----- Working data
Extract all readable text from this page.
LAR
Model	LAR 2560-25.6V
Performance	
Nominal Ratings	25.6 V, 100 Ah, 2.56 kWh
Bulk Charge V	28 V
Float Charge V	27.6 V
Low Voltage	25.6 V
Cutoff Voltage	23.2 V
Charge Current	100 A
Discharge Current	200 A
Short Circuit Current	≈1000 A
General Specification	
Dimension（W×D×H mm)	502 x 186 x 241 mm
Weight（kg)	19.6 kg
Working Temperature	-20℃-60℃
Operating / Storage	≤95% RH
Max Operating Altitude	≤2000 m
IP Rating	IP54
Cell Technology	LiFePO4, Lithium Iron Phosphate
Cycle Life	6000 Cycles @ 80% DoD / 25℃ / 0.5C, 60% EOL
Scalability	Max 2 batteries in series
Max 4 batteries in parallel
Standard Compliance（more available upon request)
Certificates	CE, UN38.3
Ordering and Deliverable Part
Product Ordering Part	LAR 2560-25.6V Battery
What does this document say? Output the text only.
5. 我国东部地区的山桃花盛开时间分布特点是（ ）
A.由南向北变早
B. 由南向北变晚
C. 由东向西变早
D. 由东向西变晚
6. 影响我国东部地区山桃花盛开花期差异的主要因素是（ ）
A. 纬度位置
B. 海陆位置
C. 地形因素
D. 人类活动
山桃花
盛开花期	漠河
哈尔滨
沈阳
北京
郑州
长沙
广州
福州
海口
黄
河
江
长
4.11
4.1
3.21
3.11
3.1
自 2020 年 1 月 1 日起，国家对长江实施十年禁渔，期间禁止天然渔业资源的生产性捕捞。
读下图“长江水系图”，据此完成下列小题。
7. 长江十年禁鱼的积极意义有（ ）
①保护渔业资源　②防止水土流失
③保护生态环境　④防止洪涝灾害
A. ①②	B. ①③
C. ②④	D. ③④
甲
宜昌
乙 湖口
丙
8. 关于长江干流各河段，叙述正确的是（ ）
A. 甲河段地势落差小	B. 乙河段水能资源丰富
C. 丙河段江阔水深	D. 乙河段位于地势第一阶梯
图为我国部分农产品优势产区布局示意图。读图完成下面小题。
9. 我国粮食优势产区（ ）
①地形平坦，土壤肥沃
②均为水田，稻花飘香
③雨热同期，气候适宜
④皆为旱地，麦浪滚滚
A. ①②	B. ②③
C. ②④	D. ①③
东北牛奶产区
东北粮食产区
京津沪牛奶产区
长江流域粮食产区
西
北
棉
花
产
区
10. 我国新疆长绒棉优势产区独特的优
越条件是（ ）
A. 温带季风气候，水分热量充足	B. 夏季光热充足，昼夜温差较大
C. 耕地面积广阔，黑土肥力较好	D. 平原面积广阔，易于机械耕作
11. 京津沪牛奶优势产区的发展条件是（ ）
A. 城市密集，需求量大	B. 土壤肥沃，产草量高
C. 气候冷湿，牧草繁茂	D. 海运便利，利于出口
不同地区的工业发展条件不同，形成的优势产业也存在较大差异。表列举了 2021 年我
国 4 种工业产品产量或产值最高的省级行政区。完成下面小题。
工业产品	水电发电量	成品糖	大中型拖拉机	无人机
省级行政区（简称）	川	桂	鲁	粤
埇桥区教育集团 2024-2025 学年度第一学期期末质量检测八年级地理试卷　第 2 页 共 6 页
----------
Exercise directions :: All of the entries need to be reproduced exactly; please write them out.

Written answer ::
Extract all readable text from this page.
LAR
Model	LAR 2560-25.6V
Performance	
Nominal Ratings	25.6 V, 100 Ah, 2.56 kWh
Bulk Charge V	28 V
Float Charge V	27.6 V
Low Voltage	25.6 V
Cutoff Voltage	23.2 V
Charge Current	100 A
Discharge Current	200 A
Short Circuit Current	≈1000 A
General Specification	
Dimension（W×D×H mm)	502 x 186 x 241 mm
Weight（kg)	19.6 kg
Working Temperature	-20℃-60℃
Operating / Storage	≤95% RH
Max Operating Altitude	≤2000 m
IP Rating	IP54
Cell Technology	LiFePO4, Lithium Iron Phosphate
Cycle Life	6000 Cycles @ 80% DoD / 25℃ / 0.5C, 60% EOL
Scalability	Max 2 batteries in series
Max 4 batteries in parallel
Standard Compliance（more available upon request)
Certificates	CE, UN38.3
Ordering and Deliverable Part
Product Ordering Part	LAR 2560-25.6V Battery
What does this document say? Output the text only.
5. 我国东部地区的山桃花盛开时间分布特点是（ ）
A.由南向北变早
B. 由南向北变晚
C. 由东向西变早
D. 由东向西变晚
6. 影响我国东部地区山桃花盛开花期差异的主要因素是（ ）
A. 纬度位置
B. 海陆位置
C. 地形因素
D. 人类活动
山桃花
盛开花期	漠河
哈尔滨
沈阳
北京
郑州
长沙
广州
福州
海口
黄
河
江
长
4.11
4.1
3.21
3.11
3.1
自 2020 年 1 月 1 日起，国家对长江实施十年禁渔，期间禁止天然渔业资源的生产性捕捞。
读下图“长江水系图”，据此完成下列小题。
7. 长江十年禁鱼的积极意义有（ ）
①保护渔业资源　②防止水土流失
③保护生态环境　④防止洪涝灾害
A. ①②	B. ①③
C. ②④	D. ③④
甲
宜昌
乙 湖口
丙
8. 关于长江干流各河段，叙述正确的是（ ）
A. 甲河段地势落差小	B. 乙河段水能资源丰富
C. 丙河段江阔水深	D. 乙河段位于地势第一阶梯
图为我国部分农产品优势产区布局示意图。读图完成下面小题。
9. 我国粮食优势产区（ ）
①地形平坦，土壤肥沃
②均为水田，稻花飘香
③雨热同期，气候适宜
④皆为旱地，麦浪滚滚
A. ①②	B. ②③
C. ②④	D. ①③
东北牛奶产区
东北粮食产区
京津沪牛奶产区
长江流域粮食产区
西
北
棉
花
产
区
10. 我国新疆长绒棉优势产区独特的优
越条件是（ ）
A. 温带季风气候，水分热量充足	B. 夏季光热充足，昼夜温差较大
C. 耕地面积广阔，黑土肥力较好	D. 平原面积广阔，易于机械耕作
11. 京津沪牛奶优势产区的发展条件是（ ）
A. 城市密集，需求量大	B. 土壤肥沃，产草量高
C. 气候冷湿，牧草繁茂	D. 海运便利，利于出口
不同地区的工业发展条件不同，形成的优势产业也存在较大差异。表列举了 2021 年我
国 4 种工业产品产量或产值最高的省级行政区。完成下面小题。
工业产品	水电发电量	成品糖	大中型拖拉机	无人机
省级行政区（简称）	川	桂	鲁	粤
埇桥区教育集团 2024-2025 学年度第一学期期末质量检测八年级地理试卷　第 2 页 共 6 页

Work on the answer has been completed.